_Data provided:_

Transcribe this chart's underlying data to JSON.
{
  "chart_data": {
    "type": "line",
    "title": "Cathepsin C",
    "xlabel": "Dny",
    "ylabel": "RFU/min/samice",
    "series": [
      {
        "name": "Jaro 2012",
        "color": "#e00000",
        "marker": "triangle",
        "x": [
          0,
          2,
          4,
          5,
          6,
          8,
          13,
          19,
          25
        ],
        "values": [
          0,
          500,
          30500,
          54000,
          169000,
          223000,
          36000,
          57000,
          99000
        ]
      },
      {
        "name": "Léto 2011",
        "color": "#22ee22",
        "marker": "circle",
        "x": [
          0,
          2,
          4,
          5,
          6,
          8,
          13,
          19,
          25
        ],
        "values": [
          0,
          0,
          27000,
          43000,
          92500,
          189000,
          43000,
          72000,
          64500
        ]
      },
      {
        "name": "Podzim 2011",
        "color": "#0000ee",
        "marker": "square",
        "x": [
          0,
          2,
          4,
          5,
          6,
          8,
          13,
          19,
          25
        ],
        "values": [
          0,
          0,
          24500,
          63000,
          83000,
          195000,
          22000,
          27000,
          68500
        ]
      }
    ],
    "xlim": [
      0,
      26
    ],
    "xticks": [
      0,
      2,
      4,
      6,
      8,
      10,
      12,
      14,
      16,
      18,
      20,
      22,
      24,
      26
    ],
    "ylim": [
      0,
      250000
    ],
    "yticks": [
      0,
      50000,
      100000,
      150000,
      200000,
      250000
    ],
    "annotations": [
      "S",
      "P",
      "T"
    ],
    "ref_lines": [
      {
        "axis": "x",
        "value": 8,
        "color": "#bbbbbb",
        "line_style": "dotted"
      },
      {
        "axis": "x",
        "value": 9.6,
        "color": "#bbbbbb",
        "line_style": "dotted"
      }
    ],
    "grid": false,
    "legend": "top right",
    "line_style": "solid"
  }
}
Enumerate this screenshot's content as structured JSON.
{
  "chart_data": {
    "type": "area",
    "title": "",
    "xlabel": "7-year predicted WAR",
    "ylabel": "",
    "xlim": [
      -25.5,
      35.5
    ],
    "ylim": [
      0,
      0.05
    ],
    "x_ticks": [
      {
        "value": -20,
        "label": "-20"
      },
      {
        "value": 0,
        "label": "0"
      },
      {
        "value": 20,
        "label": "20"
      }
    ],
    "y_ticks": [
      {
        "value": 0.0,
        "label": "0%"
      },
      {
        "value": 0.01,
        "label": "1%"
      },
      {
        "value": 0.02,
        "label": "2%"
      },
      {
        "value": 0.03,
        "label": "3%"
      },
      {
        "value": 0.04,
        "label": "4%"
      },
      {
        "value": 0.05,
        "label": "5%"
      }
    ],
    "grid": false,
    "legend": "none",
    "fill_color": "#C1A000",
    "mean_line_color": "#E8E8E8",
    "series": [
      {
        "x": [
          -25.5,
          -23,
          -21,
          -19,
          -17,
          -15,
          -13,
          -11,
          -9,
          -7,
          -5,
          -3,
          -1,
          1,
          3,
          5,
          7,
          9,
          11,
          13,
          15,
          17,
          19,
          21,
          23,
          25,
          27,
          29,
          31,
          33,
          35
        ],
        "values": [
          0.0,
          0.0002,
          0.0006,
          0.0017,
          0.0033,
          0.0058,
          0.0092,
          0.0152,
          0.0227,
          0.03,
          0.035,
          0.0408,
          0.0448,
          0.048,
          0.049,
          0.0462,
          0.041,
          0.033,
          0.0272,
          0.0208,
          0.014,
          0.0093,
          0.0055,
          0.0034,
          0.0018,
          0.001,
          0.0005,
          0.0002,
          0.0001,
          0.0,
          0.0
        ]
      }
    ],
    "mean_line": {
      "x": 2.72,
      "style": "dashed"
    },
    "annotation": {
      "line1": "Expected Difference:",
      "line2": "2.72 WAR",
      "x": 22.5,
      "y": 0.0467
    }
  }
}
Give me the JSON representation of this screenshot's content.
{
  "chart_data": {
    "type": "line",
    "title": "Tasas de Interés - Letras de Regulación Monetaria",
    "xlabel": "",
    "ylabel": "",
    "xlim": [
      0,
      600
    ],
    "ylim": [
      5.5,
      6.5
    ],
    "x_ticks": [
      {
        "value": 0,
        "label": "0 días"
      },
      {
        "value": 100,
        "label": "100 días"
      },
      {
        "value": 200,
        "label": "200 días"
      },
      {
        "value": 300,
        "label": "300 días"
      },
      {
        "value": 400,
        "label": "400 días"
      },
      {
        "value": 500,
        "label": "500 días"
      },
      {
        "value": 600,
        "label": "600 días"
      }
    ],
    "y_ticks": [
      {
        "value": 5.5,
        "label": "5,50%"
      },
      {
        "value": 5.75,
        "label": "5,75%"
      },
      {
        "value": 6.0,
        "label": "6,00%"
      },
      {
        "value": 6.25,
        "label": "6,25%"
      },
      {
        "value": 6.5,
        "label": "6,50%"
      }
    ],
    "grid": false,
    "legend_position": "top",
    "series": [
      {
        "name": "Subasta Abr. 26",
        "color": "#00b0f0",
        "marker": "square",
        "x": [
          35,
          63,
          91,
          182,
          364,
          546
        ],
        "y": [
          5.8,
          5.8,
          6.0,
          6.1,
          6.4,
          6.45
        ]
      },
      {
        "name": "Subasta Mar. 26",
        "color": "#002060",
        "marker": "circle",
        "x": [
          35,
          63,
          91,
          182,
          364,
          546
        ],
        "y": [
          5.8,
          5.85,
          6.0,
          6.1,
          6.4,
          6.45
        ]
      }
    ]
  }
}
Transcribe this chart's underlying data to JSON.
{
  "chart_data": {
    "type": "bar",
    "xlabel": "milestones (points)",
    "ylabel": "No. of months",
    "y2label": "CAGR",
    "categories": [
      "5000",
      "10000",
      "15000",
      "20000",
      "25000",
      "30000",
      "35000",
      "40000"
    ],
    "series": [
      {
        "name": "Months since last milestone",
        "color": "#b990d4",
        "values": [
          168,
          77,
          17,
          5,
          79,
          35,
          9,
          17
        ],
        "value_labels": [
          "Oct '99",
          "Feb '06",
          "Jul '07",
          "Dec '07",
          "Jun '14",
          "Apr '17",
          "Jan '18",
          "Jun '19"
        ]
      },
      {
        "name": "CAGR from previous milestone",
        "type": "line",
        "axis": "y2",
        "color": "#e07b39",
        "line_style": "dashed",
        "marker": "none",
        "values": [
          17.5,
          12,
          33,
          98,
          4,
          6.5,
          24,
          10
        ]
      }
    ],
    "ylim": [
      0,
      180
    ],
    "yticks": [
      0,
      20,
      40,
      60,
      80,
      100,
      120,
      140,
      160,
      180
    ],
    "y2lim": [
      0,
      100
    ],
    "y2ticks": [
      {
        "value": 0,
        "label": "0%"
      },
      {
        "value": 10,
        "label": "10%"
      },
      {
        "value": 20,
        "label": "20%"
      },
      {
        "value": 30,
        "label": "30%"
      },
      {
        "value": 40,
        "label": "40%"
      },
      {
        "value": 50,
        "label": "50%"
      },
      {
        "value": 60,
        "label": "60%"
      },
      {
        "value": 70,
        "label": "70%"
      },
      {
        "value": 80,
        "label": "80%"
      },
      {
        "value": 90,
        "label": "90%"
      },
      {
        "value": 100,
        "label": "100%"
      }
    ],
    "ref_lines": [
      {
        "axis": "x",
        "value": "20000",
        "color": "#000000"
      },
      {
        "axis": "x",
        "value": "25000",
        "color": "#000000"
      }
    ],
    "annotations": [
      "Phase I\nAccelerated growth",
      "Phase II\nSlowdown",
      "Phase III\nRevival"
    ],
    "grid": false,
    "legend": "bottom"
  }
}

_Goal:_
Write out every record shown above, word for word.

_The completed task:_
Transcribe this chart's underlying data to JSON.
{
  "chart_data": {
    "type": "line",
    "title": "Cathepsin C",
    "xlabel": "Dny",
    "ylabel": "RFU/min/samice",
    "series": [
      {
        "name": "Jaro 2012",
        "color": "#e00000",
        "marker": "triangle",
        "x": [
          0,
          2,
          4,
          5,
          6,
          8,
          13,
          19,
          25
        ],
        "values": [
          0,
          500,
          30500,
          54000,
          169000,
          223000,
          36000,
          57000,
          99000
        ]
      },
      {
        "name": "Léto 2011",
        "color": "#22ee22",
        "marker": "circle",
        "x": [
          0,
          2,
          4,
          5,
          6,
          8,
          13,
          19,
          25
        ],
        "values": [
          0,
          0,
          27000,
          43000,
          92500,
          189000,
          43000,
          72000,
          64500
        ]
      },
      {
        "name": "Podzim 2011",
        "color": "#0000ee",
        "marker": "square",
        "x": [
          0,
          2,
          4,
          5,
          6,
          8,
          13,
          19,
          25
        ],
        "values": [
          0,
          0,
          24500,
          63000,
          83000,
          195000,
          22000,
          27000,
          68500
        ]
      }
    ],
    "xlim": [
      0,
      26
    ],
    "xticks": [
      0,
      2,
      4,
      6,
      8,
      10,
      12,
      14,
      16,
      18,
      20,
      22,
      24,
      26
    ],
    "ylim": [
      0,
      250000
    ],
    "yticks": [
      0,
      50000,
      100000,
      150000,
      200000,
      250000
    ],
    "annotations": [
      "S",
      "P",
      "T"
    ],
    "ref_lines": [
      {
        "axis": "x",
        "value": 8,
        "color": "#bbbbbb",
        "line_style": "dotted"
      },
      {
        "axis": "x",
        "value": 9.6,
        "color": "#bbbbbb",
        "line_style": "dotted"
      }
    ],
    "grid": false,
    "legend": "top right",
    "line_style": "solid"
  }
}
Enumerate this screenshot's content as structured JSON.
{
  "chart_data": {
    "type": "area",
    "title": "",
    "xlabel": "7-year predicted WAR",
    "ylabel": "",
    "xlim": [
      -25.5,
      35.5
    ],
    "ylim": [
      0,
      0.05
    ],
    "x_ticks": [
      {
        "value": -20,
        "label": "-20"
      },
      {
        "value": 0,
        "label": "0"
      },
      {
        "value": 20,
        "label": "20"
      }
    ],
    "y_ticks": [
      {
        "value": 0.0,
        "label": "0%"
      },
      {
        "value": 0.01,
        "label": "1%"
      },
      {
        "value": 0.02,
        "label": "2%"
      },
      {
        "value": 0.03,
        "label": "3%"
      },
      {
        "value": 0.04,
        "label": "4%"
      },
      {
        "value": 0.05,
        "label": "5%"
      }
    ],
    "grid": false,
    "legend": "none",
    "fill_color": "#C1A000",
    "mean_line_color": "#E8E8E8",
    "series": [
      {
        "x": [
          -25.5,
          -23,
          -21,
          -19,
          -17,
          -15,
          -13,
          -11,
          -9,
          -7,
          -5,
          -3,
          -1,
          1,
          3,
          5,
          7,
          9,
          11,
          13,
          15,
          17,
          19,
          21,
          23,
          25,
          27,
          29,
          31,
          33,
          35
        ],
        "values": [
          0.0,
          0.0002,
          0.0006,
          0.0017,
          0.0033,
          0.0058,
          0.0092,
          0.0152,
          0.0227,
          0.03,
          0.035,
          0.0408,
          0.0448,
          0.048,
          0.049,
          0.0462,
          0.041,
          0.033,
          0.0272,
          0.0208,
          0.014,
          0.0093,
          0.0055,
          0.0034,
          0.0018,
          0.001,
          0.0005,
          0.0002,
          0.0001,
          0.0,
          0.0
        ]
      }
    ],
    "mean_line": {
      "x": 2.72,
      "style": "dashed"
    },
    "annotation": {
      "line1": "Expected Difference:",
      "line2": "2.72 WAR",
      "x": 22.5,
      "y": 0.0467
    }
  }
}
Give me the JSON representation of this screenshot's content.
{
  "chart_data": {
    "type": "line",
    "title": "Tasas de Interés - Letras de Regulación Monetaria",
    "xlabel": "",
    "ylabel": "",
    "xlim": [
      0,
      600
    ],
    "ylim": [
      5.5,
      6.5
    ],
    "x_ticks": [
      {
        "value": 0,
        "label": "0 días"
      },
      {
        "value": 100,
        "label": "100 días"
      },
      {
        "value": 200,
        "label": "200 días"
      },
      {
        "value": 300,
        "label": "300 días"
      },
      {
        "value": 400,
        "label": "400 días"
      },
      {
        "value": 500,
        "label": "500 días"
      },
      {
        "value": 600,
        "label": "600 días"
      }
    ],
    "y_ticks": [
      {
        "value": 5.5,
        "label": "5,50%"
      },
      {
        "value": 5.75,
        "label": "5,75%"
      },
      {
        "value": 6.0,
        "label": "6,00%"
      },
      {
        "value": 6.25,
        "label": "6,25%"
      },
      {
        "value": 6.5,
        "label": "6,50%"
      }
    ],
    "grid": false,
    "legend_position": "top",
    "series": [
      {
        "name": "Subasta Abr. 26",
        "color": "#00b0f0",
        "marker": "square",
        "x": [
          35,
          63,
          91,
          182,
          364,
          546
        ],
        "y": [
          5.8,
          5.8,
          6.0,
          6.1,
          6.4,
          6.45
        ]
      },
      {
        "name": "Subasta Mar. 26",
        "color": "#002060",
        "marker": "circle",
        "x": [
          35,
          63,
          91,
          182,
          364,
          546
        ],
        "y": [
          5.8,
          5.85,
          6.0,
          6.1,
          6.4,
          6.45
        ]
      }
    ]
  }
}
Transcribe this chart's underlying data to JSON.
{
  "chart_data": {
    "type": "bar",
    "xlabel": "milestones (points)",
    "ylabel": "No. of months",
    "y2label": "CAGR",
    "categories": [
      "5000",
      "10000",
      "15000",
      "20000",
      "25000",
      "30000",
      "35000",
      "40000"
    ],
    "series": [
      {
        "name": "Months since last milestone",
        "color": "#b990d4",
        "values": [
          168,
          77,
          17,
          5,
          79,
          35,
          9,
          17
        ],
        "value_labels": [
          "Oct '99",
          "Feb '06",
          "Jul '07",
          "Dec '07",
          "Jun '14",
          "Apr '17",
          "Jan '18",
          "Jun '19"
        ]
      },
      {
        "name": "CAGR from previous milestone",
        "type": "line",
        "axis": "y2",
        "color": "#e07b39",
        "line_style": "dashed",
        "marker": "none",
        "values": [
          17.5,
          12,
          33,
          98,
          4,
          6.5,
          24,
          10
        ]
      }
    ],
    "ylim": [
      0,
      180
    ],
    "yticks": [
      0,
      20,
      40,
      60,
      80,
      100,
      120,
      140,
      160,
      180
    ],
    "y2lim": [
      0,
      100
    ],
    "y2ticks": [
      {
        "value": 0,
        "label": "0%"
      },
      {
        "value": 10,
        "label": "10%"
      },
      {
        "value": 20,
        "label": "20%"
      },
      {
        "value": 30,
        "label": "30%"
      },
      {
        "value": 40,
        "label": "40%"
      },
      {
        "value": 50,
        "label": "50%"
      },
      {
        "value": 60,
        "label": "60%"
      },
      {
        "value": 70,
        "label": "70%"
      },
      {
        "value": 80,
        "label": "80%"
      },
      {
        "value": 90,
        "label": "90%"
      },
      {
        "value": 100,
        "label": "100%"
      }
    ],
    "ref_lines": [
      {
        "axis": "x",
        "value": "20000",
        "color": "#000000"
      },
      {
        "axis": "x",
        "value": "25000",
        "color": "#000000"
      }
    ],
    "annotations": [
      "Phase I\nAccelerated growth",
      "Phase II\nSlowdown",
      "Phase III\nRevival"
    ],
    "grid": false,
    "legend": "bottom"
  }
}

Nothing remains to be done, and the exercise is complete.